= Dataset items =
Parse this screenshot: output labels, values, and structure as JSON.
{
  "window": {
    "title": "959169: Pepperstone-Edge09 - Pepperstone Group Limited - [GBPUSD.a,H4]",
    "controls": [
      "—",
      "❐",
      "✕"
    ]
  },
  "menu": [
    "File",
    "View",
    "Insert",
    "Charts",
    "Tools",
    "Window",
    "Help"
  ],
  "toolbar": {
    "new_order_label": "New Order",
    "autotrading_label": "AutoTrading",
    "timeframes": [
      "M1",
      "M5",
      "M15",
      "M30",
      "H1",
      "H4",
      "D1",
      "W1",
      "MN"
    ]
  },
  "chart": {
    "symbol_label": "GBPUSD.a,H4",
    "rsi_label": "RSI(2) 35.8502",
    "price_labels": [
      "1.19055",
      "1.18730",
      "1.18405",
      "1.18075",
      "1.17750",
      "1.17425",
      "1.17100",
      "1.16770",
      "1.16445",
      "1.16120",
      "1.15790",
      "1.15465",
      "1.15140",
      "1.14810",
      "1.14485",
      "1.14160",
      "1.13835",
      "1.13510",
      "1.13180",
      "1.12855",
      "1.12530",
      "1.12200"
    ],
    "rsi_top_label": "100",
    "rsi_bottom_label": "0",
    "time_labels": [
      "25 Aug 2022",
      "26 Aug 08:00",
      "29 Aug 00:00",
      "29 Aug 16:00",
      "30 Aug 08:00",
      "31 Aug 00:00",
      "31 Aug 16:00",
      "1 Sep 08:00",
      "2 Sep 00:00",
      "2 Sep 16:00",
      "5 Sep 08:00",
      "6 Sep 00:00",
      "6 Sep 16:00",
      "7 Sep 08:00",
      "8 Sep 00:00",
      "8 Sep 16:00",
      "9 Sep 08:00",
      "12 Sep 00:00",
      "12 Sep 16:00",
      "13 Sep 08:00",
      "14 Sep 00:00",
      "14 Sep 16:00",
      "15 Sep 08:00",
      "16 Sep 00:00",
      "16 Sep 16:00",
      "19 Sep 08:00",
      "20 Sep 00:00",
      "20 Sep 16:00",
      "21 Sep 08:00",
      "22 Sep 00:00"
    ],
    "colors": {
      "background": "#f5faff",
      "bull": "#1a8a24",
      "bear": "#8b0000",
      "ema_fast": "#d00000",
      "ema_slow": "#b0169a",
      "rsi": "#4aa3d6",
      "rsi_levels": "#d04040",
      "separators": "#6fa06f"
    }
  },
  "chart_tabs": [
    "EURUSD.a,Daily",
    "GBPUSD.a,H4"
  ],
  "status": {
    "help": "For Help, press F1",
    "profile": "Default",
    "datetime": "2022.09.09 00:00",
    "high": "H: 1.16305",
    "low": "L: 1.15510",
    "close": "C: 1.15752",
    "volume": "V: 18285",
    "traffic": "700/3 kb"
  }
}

---

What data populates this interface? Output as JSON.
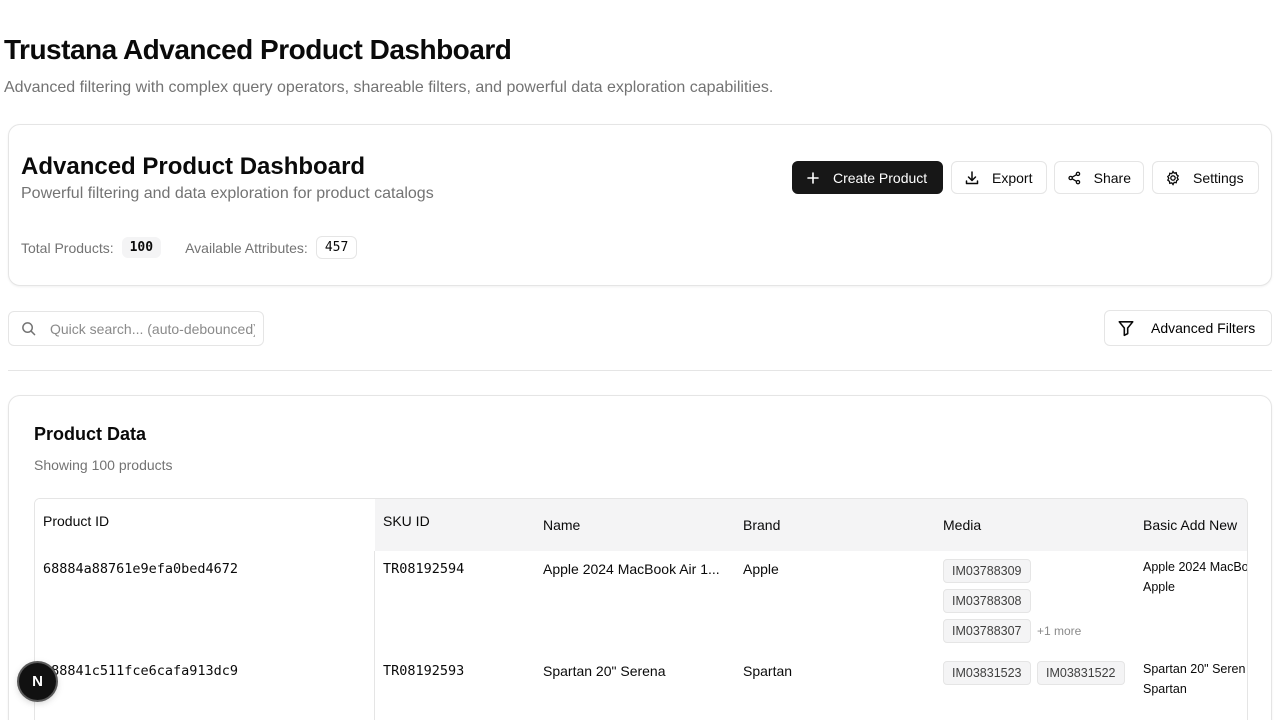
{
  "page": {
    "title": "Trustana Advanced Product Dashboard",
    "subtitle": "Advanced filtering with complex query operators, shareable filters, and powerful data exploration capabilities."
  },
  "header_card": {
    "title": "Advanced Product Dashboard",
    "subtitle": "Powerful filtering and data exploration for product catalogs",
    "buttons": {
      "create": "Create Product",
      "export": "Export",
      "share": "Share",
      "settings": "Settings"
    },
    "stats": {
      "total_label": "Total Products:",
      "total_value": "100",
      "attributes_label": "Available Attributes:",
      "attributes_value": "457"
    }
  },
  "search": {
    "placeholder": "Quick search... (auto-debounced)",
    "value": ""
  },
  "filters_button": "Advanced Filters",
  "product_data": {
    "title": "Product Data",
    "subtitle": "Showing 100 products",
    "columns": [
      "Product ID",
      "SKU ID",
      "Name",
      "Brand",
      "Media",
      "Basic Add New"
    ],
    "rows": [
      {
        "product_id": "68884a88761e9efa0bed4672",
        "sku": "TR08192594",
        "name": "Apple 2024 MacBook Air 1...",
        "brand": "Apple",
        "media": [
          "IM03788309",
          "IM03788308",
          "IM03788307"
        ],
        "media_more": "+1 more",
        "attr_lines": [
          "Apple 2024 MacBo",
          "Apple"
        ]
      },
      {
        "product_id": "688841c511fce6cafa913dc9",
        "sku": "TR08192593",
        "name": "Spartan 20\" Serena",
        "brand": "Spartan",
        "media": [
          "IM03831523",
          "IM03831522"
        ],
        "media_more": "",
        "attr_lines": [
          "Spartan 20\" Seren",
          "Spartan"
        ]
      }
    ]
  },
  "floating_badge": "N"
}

--

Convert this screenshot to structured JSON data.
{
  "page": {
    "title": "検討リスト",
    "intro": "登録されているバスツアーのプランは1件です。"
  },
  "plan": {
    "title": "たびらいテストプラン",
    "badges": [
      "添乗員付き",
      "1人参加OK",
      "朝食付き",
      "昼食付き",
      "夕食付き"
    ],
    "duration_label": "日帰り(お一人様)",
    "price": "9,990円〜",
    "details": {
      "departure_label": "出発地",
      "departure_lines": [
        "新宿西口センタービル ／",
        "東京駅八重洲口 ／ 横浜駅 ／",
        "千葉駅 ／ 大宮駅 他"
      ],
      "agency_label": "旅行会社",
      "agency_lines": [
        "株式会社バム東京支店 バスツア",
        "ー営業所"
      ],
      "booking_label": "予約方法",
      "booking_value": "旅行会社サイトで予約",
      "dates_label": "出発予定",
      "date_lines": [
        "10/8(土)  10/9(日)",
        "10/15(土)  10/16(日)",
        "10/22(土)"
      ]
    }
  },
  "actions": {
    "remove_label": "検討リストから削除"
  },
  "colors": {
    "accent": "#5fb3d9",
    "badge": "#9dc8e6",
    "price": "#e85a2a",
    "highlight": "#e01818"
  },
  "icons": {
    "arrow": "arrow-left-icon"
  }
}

= What the exercise asks =
Copy out every line from the records that has the word "JSON".

= Reply to the exercise =
Parse this screenshot: output labels, values, and structure as JSON.
What data populates this interface? Output as JSON.
Convert this screenshot to structured JSON data.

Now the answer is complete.